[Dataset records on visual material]
━━━━━━━━━━━━━━━━━━━━━━━━━━━━━━
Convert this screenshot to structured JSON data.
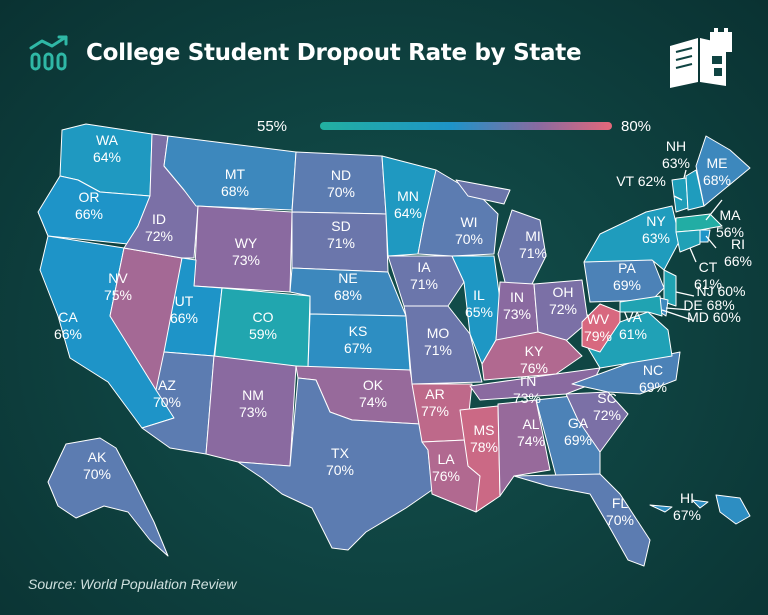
{
  "title": "College Student Dropout Rate by State",
  "legend": {
    "min_label": "55%",
    "max_label": "80%",
    "min_color": "#22b0a0",
    "max_color": "#e5687a"
  },
  "source": "Source: World Population Review",
  "icons": {
    "header_icon": "bar-chart-icon",
    "logo": "books-logo-icon"
  },
  "colors": {
    "background": "#0f4442",
    "border": "#ffffff",
    "text": "#ffffff"
  },
  "states": [
    {
      "abbr": "WA",
      "value": "64%",
      "rate": 64
    },
    {
      "abbr": "OR",
      "value": "66%",
      "rate": 66
    },
    {
      "abbr": "CA",
      "value": "66%",
      "rate": 66
    },
    {
      "abbr": "NV",
      "value": "75%",
      "rate": 75
    },
    {
      "abbr": "ID",
      "value": "72%",
      "rate": 72
    },
    {
      "abbr": "MT",
      "value": "68%",
      "rate": 68
    },
    {
      "abbr": "WY",
      "value": "73%",
      "rate": 73
    },
    {
      "abbr": "UT",
      "value": "66%",
      "rate": 66
    },
    {
      "abbr": "CO",
      "value": "59%",
      "rate": 59
    },
    {
      "abbr": "AZ",
      "value": "70%",
      "rate": 70
    },
    {
      "abbr": "NM",
      "value": "73%",
      "rate": 73
    },
    {
      "abbr": "ND",
      "value": "70%",
      "rate": 70
    },
    {
      "abbr": "SD",
      "value": "71%",
      "rate": 71
    },
    {
      "abbr": "NE",
      "value": "68%",
      "rate": 68
    },
    {
      "abbr": "KS",
      "value": "67%",
      "rate": 67
    },
    {
      "abbr": "OK",
      "value": "74%",
      "rate": 74
    },
    {
      "abbr": "TX",
      "value": "70%",
      "rate": 70
    },
    {
      "abbr": "MN",
      "value": "64%",
      "rate": 64
    },
    {
      "abbr": "IA",
      "value": "71%",
      "rate": 71
    },
    {
      "abbr": "MO",
      "value": "71%",
      "rate": 71
    },
    {
      "abbr": "AR",
      "value": "77%",
      "rate": 77
    },
    {
      "abbr": "LA",
      "value": "76%",
      "rate": 76
    },
    {
      "abbr": "WI",
      "value": "70%",
      "rate": 70
    },
    {
      "abbr": "IL",
      "value": "65%",
      "rate": 65
    },
    {
      "abbr": "MI",
      "value": "71%",
      "rate": 71
    },
    {
      "abbr": "IN",
      "value": "73%",
      "rate": 73
    },
    {
      "abbr": "OH",
      "value": "72%",
      "rate": 72
    },
    {
      "abbr": "KY",
      "value": "76%",
      "rate": 76
    },
    {
      "abbr": "TN",
      "value": "73%",
      "rate": 73
    },
    {
      "abbr": "MS",
      "value": "78%",
      "rate": 78
    },
    {
      "abbr": "AL",
      "value": "74%",
      "rate": 74
    },
    {
      "abbr": "GA",
      "value": "69%",
      "rate": 69
    },
    {
      "abbr": "FL",
      "value": "70%",
      "rate": 70
    },
    {
      "abbr": "SC",
      "value": "72%",
      "rate": 72
    },
    {
      "abbr": "NC",
      "value": "69%",
      "rate": 69
    },
    {
      "abbr": "VA",
      "value": "61%",
      "rate": 61
    },
    {
      "abbr": "WV",
      "value": "79%",
      "rate": 79
    },
    {
      "abbr": "PA",
      "value": "69%",
      "rate": 69
    },
    {
      "abbr": "NY",
      "value": "63%",
      "rate": 63
    },
    {
      "abbr": "VT",
      "value": "62%",
      "rate": 62
    },
    {
      "abbr": "NH",
      "value": "63%",
      "rate": 63
    },
    {
      "abbr": "ME",
      "value": "68%",
      "rate": 68
    },
    {
      "abbr": "MA",
      "value": "56%",
      "rate": 56
    },
    {
      "abbr": "RI",
      "value": "66%",
      "rate": 66
    },
    {
      "abbr": "CT",
      "value": "61%",
      "rate": 61
    },
    {
      "abbr": "NJ",
      "value": "60%",
      "rate": 60
    },
    {
      "abbr": "DE",
      "value": "68%",
      "rate": 68
    },
    {
      "abbr": "MD",
      "value": "60%",
      "rate": 60
    },
    {
      "abbr": "AK",
      "value": "70%",
      "rate": 70
    },
    {
      "abbr": "HI",
      "value": "67%",
      "rate": 67
    }
  ]
}
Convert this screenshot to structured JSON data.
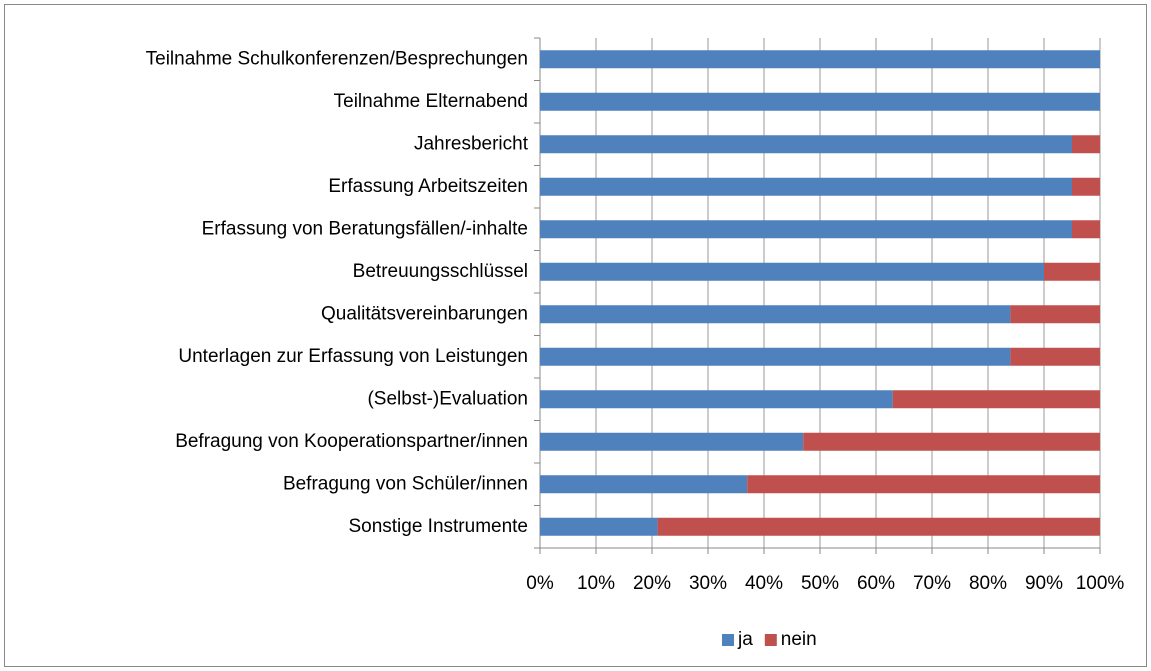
{
  "chart_data": {
    "type": "bar",
    "orientation": "horizontal",
    "stacked": true,
    "categories": [
      "Teilnahme Schulkonferenzen/Besprechungen",
      "Teilnahme Elternabend",
      "Jahresbericht",
      "Erfassung Arbeitszeiten",
      "Erfassung von Beratungsfällen/-inhalte",
      "Betreuungsschlüssel",
      "Qualitätsvereinbarungen",
      "Unterlagen zur Erfassung von Leistungen",
      "(Selbst-)Evaluation",
      "Befragung von Kooperationspartner/innen",
      "Befragung von Schüler/innen",
      "Sonstige Instrumente"
    ],
    "series": [
      {
        "name": "ja",
        "color": "#4f81bd",
        "values": [
          100,
          100,
          95,
          95,
          95,
          90,
          84,
          84,
          63,
          47,
          37,
          21
        ]
      },
      {
        "name": "nein",
        "color": "#c0504d",
        "values": [
          0,
          0,
          5,
          5,
          5,
          10,
          16,
          16,
          37,
          53,
          63,
          79
        ]
      }
    ],
    "xlim": [
      0,
      100
    ],
    "xticks": [
      {
        "value": 0,
        "label": "0%"
      },
      {
        "value": 10,
        "label": "10%"
      },
      {
        "value": 20,
        "label": "20%"
      },
      {
        "value": 30,
        "label": "30%"
      },
      {
        "value": 40,
        "label": "40%"
      },
      {
        "value": 50,
        "label": "50%"
      },
      {
        "value": 60,
        "label": "60%"
      },
      {
        "value": 70,
        "label": "70%"
      },
      {
        "value": 80,
        "label": "80%"
      },
      {
        "value": 90,
        "label": "90%"
      },
      {
        "value": 100,
        "label": "100%"
      }
    ],
    "grid": true,
    "legend": "bottom"
  }
}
━━━━━━━━━━━━━━━━━━━━━━━━━━━━━━
Of all the lines in the material above, how many contain the word "Erfassung"? Give only the count.

3